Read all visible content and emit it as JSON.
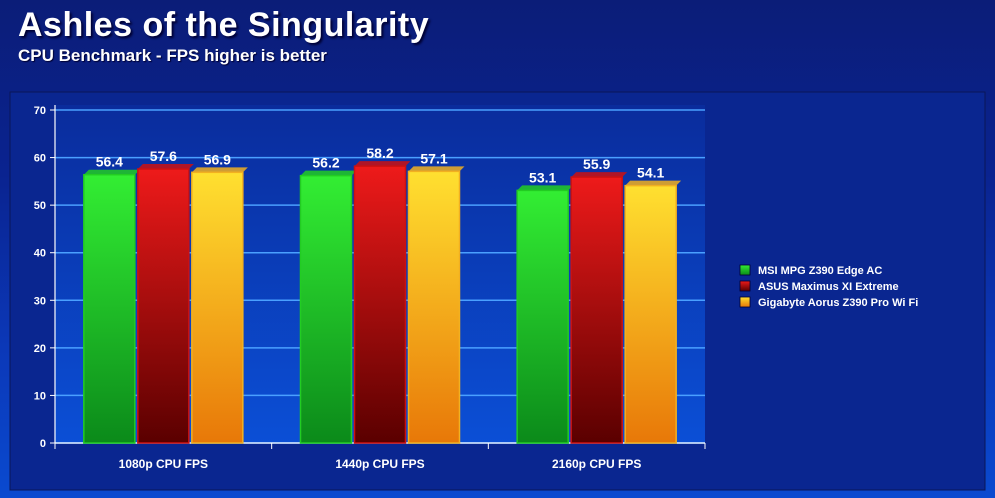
{
  "title": "Ashles of the Singularity",
  "subtitle": "CPU Benchmark - FPS higher is better",
  "chart_data": {
    "type": "bar",
    "title": "Ashles of the Singularity",
    "subtitle": "CPU Benchmark - FPS higher is better",
    "categories": [
      "1080p CPU FPS",
      "1440p CPU FPS",
      "2160p CPU FPS"
    ],
    "series": [
      {
        "name": "MSI MPG Z390 Edge AC",
        "values": [
          56.4,
          56.2,
          53.1
        ],
        "color": "#22cc22"
      },
      {
        "name": "ASUS Maximus XI Extreme",
        "values": [
          57.6,
          58.2,
          55.9
        ],
        "color": "#cc1111"
      },
      {
        "name": "Gigabyte Aorus Z390 Pro Wi Fi",
        "values": [
          56.9,
          57.1,
          54.1
        ],
        "color": "#f2b020"
      }
    ],
    "yticks": [
      0,
      10,
      20,
      30,
      40,
      50,
      60,
      70
    ],
    "ylim": [
      0,
      70
    ],
    "xlabel": "",
    "ylabel": "",
    "grid": true,
    "legend_position": "right"
  },
  "colors": {
    "background_top": "#0b1d78",
    "background_bottom": "#0a4ad0",
    "plot_background": "#0d40c0",
    "gridline": "#4aa0ff"
  }
}
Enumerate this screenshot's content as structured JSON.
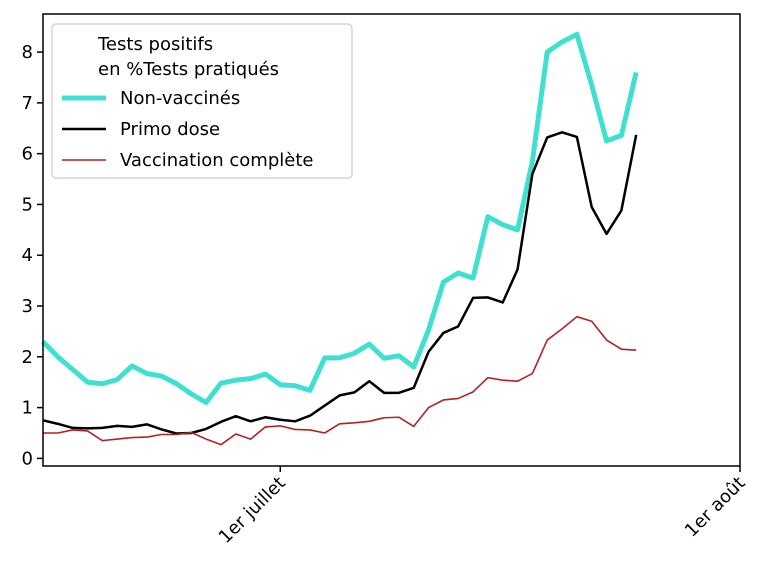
{
  "chart_data": {
    "type": "line",
    "title": "",
    "xlabel": "",
    "ylabel": "",
    "x_start": "2021-06-15",
    "xlim": [
      "2021-06-15",
      "2021-08-01"
    ],
    "x_ticks": [
      {
        "date": "2021-07-01",
        "label": "1er juillet"
      },
      {
        "date": "2021-08-01",
        "label": "1er août"
      }
    ],
    "ylim": [
      -0.15,
      8.75
    ],
    "y_ticks": [
      0,
      1,
      2,
      3,
      4,
      5,
      6,
      7,
      8
    ],
    "grid": false,
    "legend": {
      "title_line1": "Tests positifs",
      "title_line2": "en %Tests pratiqués",
      "placement": "top-left"
    },
    "series": [
      {
        "name": "Non-vaccinés",
        "color": "#40e0d0",
        "values": [
          2.3,
          2.0,
          1.75,
          1.5,
          1.47,
          1.55,
          1.82,
          1.67,
          1.62,
          1.47,
          1.27,
          1.1,
          1.48,
          1.54,
          1.57,
          1.66,
          1.45,
          1.43,
          1.34,
          1.98,
          1.98,
          2.07,
          2.25,
          1.97,
          2.02,
          1.8,
          2.53,
          3.47,
          3.65,
          3.55,
          4.76,
          4.6,
          4.5,
          5.85,
          8.0,
          8.2,
          8.35,
          7.35,
          6.25,
          6.36,
          7.6
        ]
      },
      {
        "name": "Primo dose",
        "color": "#000000",
        "values": [
          0.75,
          0.68,
          0.6,
          0.59,
          0.6,
          0.64,
          0.62,
          0.67,
          0.57,
          0.49,
          0.5,
          0.58,
          0.72,
          0.83,
          0.73,
          0.81,
          0.76,
          0.73,
          0.84,
          1.04,
          1.24,
          1.3,
          1.52,
          1.29,
          1.29,
          1.39,
          2.1,
          2.47,
          2.6,
          3.16,
          3.17,
          3.07,
          3.72,
          5.6,
          6.32,
          6.42,
          6.33,
          4.95,
          4.42,
          4.88,
          6.37
        ]
      },
      {
        "name": "Vaccination complète",
        "color": "#b22222",
        "values": [
          0.5,
          0.5,
          0.56,
          0.54,
          0.35,
          0.38,
          0.41,
          0.42,
          0.47,
          0.47,
          0.51,
          0.38,
          0.27,
          0.48,
          0.38,
          0.62,
          0.64,
          0.57,
          0.56,
          0.5,
          0.68,
          0.7,
          0.73,
          0.8,
          0.81,
          0.63,
          1.0,
          1.15,
          1.18,
          1.31,
          1.59,
          1.54,
          1.52,
          1.67,
          2.33,
          2.55,
          2.79,
          2.7,
          2.33,
          2.15,
          2.13
        ]
      }
    ]
  }
}
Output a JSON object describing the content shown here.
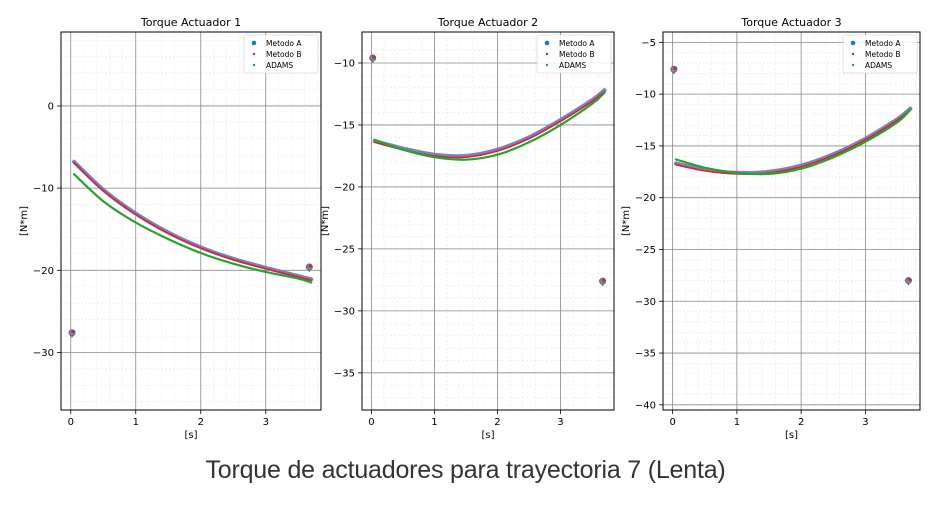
{
  "caption": "Torque de actuadores para trayectoria 7 (Lenta)",
  "colors": {
    "metodo_a": "#1f77b4",
    "metodo_b": "#d62728",
    "adams": "#2ca02c",
    "metodo_a_curve": "#7f7fbf"
  },
  "chart_data": [
    {
      "type": "line",
      "title": "Torque Actuador 1",
      "xlabel": "[s]",
      "ylabel": "[N*m]",
      "xlim": [
        -0.15,
        3.85
      ],
      "ylim": [
        -37,
        9
      ],
      "xticks": [
        0,
        1,
        2,
        3
      ],
      "yticks": [
        0,
        -10,
        -20,
        -30
      ],
      "grid": true,
      "legend_position": "top-right",
      "series": [
        {
          "name": "Metodo A",
          "x": [
            0.05,
            0.5,
            1,
            1.5,
            2,
            2.5,
            3,
            3.5,
            3.7
          ],
          "y": [
            -6.8,
            -10.2,
            -13.1,
            -15.4,
            -17.2,
            -18.6,
            -19.7,
            -20.7,
            -21.1
          ]
        },
        {
          "name": "Metodo B",
          "x": [
            0.05,
            0.5,
            1,
            1.5,
            2,
            2.5,
            3,
            3.5,
            3.7
          ],
          "y": [
            -6.9,
            -10.3,
            -13.2,
            -15.5,
            -17.3,
            -18.7,
            -19.8,
            -20.8,
            -21.2
          ]
        },
        {
          "name": "ADAMS",
          "x": [
            0.05,
            0.5,
            1,
            1.5,
            2,
            2.5,
            3,
            3.5,
            3.7
          ],
          "y": [
            -8.3,
            -11.6,
            -14.2,
            -16.2,
            -17.9,
            -19.2,
            -20.2,
            -21.0,
            -21.5
          ]
        }
      ],
      "outliers": [
        {
          "x": 0.02,
          "y": -27.6
        },
        {
          "x": 3.67,
          "y": -19.6
        }
      ]
    },
    {
      "type": "line",
      "title": "Torque Actuador 2",
      "xlabel": "[s]",
      "ylabel": "[N*m]",
      "xlim": [
        -0.15,
        3.85
      ],
      "ylim": [
        -38,
        -7.5
      ],
      "xticks": [
        0,
        1,
        2,
        3
      ],
      "yticks": [
        -10,
        -15,
        -20,
        -25,
        -30,
        -35
      ],
      "grid": true,
      "legend_position": "top-right",
      "series": [
        {
          "name": "Metodo A",
          "x": [
            0.05,
            0.5,
            1,
            1.5,
            2,
            2.5,
            3,
            3.5,
            3.7
          ],
          "y": [
            -16.3,
            -16.9,
            -17.4,
            -17.5,
            -17.0,
            -16.0,
            -14.6,
            -13.0,
            -12.2
          ]
        },
        {
          "name": "Metodo B",
          "x": [
            0.05,
            0.5,
            1,
            1.5,
            2,
            2.5,
            3,
            3.5,
            3.7
          ],
          "y": [
            -16.4,
            -17.0,
            -17.5,
            -17.6,
            -17.1,
            -16.1,
            -14.7,
            -13.1,
            -12.3
          ]
        },
        {
          "name": "ADAMS",
          "x": [
            0.05,
            0.5,
            1,
            1.5,
            2,
            2.5,
            3,
            3.5,
            3.7
          ],
          "y": [
            -16.2,
            -17.0,
            -17.6,
            -17.8,
            -17.4,
            -16.4,
            -15.0,
            -13.3,
            -12.4
          ]
        }
      ],
      "outliers": [
        {
          "x": 0.02,
          "y": -9.6
        },
        {
          "x": 3.67,
          "y": -27.6
        }
      ]
    },
    {
      "type": "line",
      "title": "Torque Actuador 3",
      "xlabel": "[s]",
      "ylabel": "[N*m]",
      "xlim": [
        -0.15,
        3.85
      ],
      "ylim": [
        -40.5,
        -4
      ],
      "xticks": [
        0,
        1,
        2,
        3
      ],
      "yticks": [
        -5,
        -10,
        -15,
        -20,
        -25,
        -30,
        -35,
        -40
      ],
      "grid": true,
      "legend_position": "top-right",
      "series": [
        {
          "name": "Metodo A",
          "x": [
            0.05,
            0.5,
            1,
            1.5,
            2,
            2.5,
            3,
            3.5,
            3.7
          ],
          "y": [
            -16.7,
            -17.3,
            -17.6,
            -17.5,
            -16.9,
            -15.8,
            -14.3,
            -12.4,
            -11.4
          ]
        },
        {
          "name": "Metodo B",
          "x": [
            0.05,
            0.5,
            1,
            1.5,
            2,
            2.5,
            3,
            3.5,
            3.7
          ],
          "y": [
            -16.8,
            -17.4,
            -17.7,
            -17.6,
            -17.0,
            -15.9,
            -14.4,
            -12.5,
            -11.5
          ]
        },
        {
          "name": "ADAMS",
          "x": [
            0.05,
            0.5,
            1,
            1.5,
            2,
            2.5,
            3,
            3.5,
            3.7
          ],
          "y": [
            -16.3,
            -17.1,
            -17.6,
            -17.7,
            -17.2,
            -16.1,
            -14.6,
            -12.7,
            -11.5
          ]
        }
      ],
      "outliers": [
        {
          "x": 0.02,
          "y": -7.6
        },
        {
          "x": 3.67,
          "y": -28.0
        }
      ]
    }
  ]
}
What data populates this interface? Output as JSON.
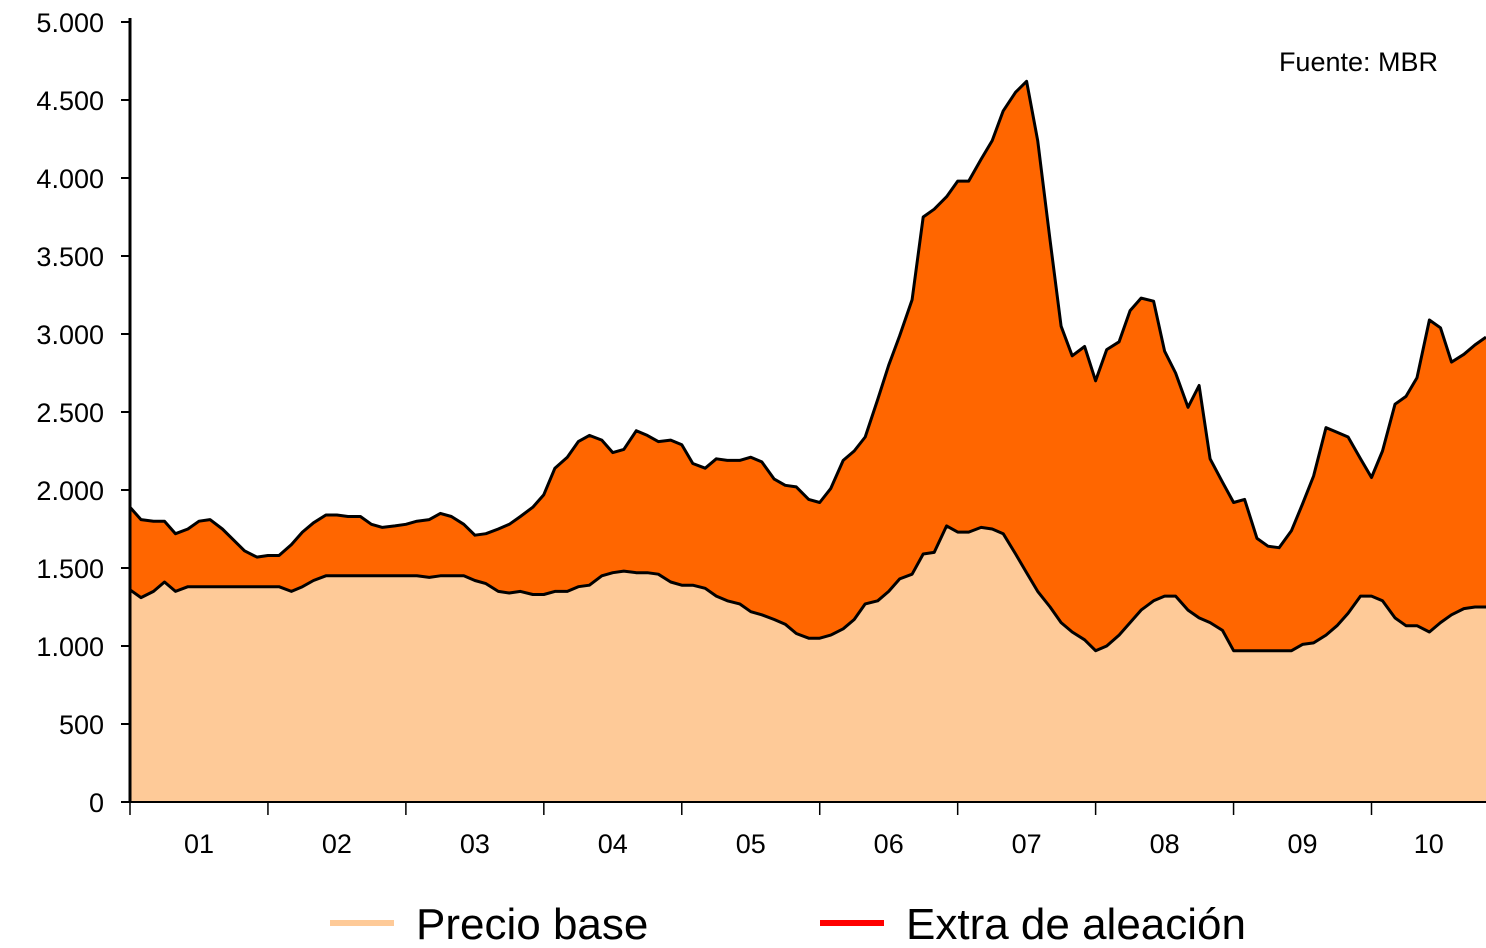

# # #

EXERCISE TASK -
Work out how many lines of the material above contain the word "subtitle", then give only that figure.

EXPECTED ANSWER -
2